What the task requires: Reply with one number: the count of lines in the data that hold the string "swojej".

Material for this exercise:
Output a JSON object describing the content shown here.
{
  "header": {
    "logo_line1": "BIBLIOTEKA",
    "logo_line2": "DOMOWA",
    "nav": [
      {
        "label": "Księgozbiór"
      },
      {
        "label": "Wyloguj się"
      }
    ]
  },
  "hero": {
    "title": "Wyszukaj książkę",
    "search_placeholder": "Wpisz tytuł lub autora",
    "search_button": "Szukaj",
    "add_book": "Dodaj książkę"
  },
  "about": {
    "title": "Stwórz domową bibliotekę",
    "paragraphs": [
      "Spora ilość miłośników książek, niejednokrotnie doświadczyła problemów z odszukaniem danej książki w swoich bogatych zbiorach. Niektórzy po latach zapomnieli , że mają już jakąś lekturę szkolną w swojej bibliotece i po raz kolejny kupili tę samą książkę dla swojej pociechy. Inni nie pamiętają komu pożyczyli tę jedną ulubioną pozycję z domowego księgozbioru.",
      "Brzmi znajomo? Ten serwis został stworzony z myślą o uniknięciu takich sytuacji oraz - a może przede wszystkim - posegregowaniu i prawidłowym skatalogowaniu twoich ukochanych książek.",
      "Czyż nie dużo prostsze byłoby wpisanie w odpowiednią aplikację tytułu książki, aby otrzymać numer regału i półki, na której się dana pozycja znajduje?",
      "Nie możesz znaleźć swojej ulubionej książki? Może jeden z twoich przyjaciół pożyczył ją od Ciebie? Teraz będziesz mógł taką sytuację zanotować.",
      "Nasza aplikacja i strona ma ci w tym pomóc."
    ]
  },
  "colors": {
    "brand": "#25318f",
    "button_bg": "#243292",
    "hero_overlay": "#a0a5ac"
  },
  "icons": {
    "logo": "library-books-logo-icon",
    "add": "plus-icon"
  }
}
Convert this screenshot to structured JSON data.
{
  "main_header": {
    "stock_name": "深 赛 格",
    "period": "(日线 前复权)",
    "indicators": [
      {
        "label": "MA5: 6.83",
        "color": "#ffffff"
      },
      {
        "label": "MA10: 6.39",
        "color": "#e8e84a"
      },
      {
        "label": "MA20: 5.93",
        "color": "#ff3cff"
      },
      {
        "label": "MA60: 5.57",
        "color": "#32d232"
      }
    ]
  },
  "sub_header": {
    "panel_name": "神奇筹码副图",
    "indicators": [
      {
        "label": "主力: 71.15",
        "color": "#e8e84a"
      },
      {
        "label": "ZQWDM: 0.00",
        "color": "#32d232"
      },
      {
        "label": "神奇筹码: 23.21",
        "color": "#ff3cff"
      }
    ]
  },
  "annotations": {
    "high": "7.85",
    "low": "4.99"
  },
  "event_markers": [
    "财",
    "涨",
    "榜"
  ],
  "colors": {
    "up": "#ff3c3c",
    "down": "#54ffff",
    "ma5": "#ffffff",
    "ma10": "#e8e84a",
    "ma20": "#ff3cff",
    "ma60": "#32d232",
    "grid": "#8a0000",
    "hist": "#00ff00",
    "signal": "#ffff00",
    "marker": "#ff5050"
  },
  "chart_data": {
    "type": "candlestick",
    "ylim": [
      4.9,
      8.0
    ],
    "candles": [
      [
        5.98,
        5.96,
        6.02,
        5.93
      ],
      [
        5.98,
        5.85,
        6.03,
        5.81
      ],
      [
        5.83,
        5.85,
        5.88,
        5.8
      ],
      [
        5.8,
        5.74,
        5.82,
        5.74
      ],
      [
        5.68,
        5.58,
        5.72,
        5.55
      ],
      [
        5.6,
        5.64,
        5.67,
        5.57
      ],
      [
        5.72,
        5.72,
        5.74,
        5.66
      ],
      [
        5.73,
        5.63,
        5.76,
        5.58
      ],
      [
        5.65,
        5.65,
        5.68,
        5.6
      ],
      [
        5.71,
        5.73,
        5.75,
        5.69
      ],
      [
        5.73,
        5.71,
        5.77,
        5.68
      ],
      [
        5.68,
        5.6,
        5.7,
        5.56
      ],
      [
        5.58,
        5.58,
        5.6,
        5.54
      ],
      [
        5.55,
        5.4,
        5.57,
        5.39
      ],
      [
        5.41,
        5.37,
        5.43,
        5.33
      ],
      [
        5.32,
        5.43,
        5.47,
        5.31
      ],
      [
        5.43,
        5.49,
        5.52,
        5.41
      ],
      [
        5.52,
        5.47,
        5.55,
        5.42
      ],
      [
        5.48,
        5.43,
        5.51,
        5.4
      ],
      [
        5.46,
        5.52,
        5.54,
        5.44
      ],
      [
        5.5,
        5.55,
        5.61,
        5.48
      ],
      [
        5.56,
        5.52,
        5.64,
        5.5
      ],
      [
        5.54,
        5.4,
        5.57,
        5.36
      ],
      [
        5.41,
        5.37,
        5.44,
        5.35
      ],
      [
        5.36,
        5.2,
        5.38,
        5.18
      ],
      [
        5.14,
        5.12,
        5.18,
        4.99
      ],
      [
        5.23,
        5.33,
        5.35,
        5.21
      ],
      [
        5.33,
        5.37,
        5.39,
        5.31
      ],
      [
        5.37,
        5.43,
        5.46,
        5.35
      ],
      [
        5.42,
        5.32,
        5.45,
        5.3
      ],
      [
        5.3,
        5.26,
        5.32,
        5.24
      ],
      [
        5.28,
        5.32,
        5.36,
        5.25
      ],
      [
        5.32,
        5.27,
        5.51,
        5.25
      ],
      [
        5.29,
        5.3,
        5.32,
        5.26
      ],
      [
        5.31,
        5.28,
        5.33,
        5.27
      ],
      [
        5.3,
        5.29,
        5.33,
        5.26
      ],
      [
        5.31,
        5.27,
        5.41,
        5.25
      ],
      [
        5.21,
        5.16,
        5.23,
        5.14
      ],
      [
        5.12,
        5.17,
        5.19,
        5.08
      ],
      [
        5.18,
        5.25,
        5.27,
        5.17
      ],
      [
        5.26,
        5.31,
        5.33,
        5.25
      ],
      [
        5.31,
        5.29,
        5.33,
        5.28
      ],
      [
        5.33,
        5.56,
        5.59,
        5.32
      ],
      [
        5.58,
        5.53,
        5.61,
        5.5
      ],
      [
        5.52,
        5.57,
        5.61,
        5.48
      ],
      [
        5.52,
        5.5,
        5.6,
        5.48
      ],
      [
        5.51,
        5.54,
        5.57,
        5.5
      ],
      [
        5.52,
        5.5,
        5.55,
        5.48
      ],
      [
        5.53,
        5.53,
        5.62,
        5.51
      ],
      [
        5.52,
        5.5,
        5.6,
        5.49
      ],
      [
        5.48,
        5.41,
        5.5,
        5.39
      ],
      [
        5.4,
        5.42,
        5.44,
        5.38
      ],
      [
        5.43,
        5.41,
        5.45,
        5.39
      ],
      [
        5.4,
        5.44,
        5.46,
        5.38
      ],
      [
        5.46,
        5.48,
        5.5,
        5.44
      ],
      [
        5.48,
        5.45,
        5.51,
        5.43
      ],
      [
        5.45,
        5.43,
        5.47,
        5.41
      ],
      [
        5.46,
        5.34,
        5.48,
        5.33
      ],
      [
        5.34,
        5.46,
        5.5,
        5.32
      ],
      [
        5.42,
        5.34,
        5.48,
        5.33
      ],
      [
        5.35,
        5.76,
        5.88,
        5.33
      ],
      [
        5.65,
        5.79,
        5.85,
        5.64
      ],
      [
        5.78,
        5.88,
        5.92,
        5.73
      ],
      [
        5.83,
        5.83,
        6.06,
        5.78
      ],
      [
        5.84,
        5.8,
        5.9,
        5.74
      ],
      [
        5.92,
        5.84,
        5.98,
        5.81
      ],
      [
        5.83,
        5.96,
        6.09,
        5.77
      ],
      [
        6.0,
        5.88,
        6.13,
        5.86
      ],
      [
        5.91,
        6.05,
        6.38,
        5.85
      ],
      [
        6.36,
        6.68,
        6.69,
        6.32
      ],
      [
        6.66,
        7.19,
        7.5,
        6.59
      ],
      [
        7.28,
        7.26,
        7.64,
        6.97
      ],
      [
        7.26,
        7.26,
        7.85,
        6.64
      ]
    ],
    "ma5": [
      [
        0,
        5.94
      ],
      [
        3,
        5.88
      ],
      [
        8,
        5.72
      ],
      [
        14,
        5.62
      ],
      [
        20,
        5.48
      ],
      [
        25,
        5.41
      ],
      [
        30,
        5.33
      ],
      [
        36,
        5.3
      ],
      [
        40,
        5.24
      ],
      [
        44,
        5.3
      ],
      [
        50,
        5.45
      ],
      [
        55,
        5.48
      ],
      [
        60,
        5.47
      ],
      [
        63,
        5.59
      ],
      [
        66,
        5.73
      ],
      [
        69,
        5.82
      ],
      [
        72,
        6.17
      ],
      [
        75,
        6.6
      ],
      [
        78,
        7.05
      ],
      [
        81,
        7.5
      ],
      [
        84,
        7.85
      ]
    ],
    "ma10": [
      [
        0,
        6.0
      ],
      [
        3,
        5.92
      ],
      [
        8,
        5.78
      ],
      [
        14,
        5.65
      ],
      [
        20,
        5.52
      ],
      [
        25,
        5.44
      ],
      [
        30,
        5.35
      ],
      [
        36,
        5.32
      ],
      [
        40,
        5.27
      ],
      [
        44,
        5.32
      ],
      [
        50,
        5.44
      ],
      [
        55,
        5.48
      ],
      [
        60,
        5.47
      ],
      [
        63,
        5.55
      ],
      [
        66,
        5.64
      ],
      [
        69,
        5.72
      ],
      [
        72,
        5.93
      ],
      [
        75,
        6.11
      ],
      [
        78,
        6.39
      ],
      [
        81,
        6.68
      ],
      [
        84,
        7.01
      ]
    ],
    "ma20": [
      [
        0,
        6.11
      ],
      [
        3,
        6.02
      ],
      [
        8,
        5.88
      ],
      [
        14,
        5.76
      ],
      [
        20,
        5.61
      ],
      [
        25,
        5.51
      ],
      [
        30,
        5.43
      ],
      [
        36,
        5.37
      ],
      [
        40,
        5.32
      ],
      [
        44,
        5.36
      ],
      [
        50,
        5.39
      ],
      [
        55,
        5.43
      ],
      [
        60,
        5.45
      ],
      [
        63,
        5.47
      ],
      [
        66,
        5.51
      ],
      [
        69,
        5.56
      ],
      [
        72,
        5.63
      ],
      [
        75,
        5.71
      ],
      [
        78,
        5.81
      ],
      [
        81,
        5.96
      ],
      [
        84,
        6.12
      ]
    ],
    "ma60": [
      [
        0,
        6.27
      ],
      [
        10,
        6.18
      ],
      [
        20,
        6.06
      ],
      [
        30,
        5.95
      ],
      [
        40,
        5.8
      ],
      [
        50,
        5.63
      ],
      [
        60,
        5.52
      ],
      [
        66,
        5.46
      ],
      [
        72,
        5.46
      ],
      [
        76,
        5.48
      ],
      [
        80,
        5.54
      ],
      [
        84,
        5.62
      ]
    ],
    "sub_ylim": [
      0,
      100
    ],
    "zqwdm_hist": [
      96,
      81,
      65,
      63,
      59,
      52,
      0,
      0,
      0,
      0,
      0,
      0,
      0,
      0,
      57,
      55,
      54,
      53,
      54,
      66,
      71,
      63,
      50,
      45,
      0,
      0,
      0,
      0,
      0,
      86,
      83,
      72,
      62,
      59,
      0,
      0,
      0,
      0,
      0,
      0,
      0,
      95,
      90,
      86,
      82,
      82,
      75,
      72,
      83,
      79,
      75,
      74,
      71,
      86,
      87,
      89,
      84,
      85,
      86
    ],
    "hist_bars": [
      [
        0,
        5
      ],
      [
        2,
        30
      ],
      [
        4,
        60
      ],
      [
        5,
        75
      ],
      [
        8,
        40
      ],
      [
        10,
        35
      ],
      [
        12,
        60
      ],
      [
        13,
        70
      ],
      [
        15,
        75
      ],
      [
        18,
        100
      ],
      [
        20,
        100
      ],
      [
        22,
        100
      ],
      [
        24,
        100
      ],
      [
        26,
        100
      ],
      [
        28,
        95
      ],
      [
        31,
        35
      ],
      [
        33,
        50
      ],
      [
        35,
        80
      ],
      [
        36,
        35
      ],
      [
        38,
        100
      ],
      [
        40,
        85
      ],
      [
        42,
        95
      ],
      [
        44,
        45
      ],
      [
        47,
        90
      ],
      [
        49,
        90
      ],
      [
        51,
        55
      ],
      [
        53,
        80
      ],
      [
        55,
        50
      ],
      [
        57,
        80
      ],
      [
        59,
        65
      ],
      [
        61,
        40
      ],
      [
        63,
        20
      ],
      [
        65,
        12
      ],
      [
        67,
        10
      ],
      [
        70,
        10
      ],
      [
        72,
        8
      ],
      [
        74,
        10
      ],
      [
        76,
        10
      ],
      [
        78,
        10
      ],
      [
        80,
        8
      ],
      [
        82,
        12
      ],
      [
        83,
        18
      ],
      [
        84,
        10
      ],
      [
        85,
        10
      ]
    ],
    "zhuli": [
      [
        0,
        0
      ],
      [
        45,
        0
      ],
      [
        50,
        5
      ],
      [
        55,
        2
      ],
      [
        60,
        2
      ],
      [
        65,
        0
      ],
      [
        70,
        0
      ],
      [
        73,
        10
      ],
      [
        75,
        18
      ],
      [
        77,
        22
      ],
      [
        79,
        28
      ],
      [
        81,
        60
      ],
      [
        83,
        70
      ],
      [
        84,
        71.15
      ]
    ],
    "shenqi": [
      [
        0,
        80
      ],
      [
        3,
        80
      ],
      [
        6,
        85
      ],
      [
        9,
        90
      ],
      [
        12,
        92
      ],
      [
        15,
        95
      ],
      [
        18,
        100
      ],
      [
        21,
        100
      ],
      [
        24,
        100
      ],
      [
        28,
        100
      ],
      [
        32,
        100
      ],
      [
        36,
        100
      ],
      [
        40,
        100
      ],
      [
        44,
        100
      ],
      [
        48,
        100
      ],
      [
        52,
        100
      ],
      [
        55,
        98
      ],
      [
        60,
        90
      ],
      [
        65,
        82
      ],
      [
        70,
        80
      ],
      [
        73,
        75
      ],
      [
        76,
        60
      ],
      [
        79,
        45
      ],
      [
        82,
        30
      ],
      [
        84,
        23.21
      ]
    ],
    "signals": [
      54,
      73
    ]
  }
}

Output of the exercise: 2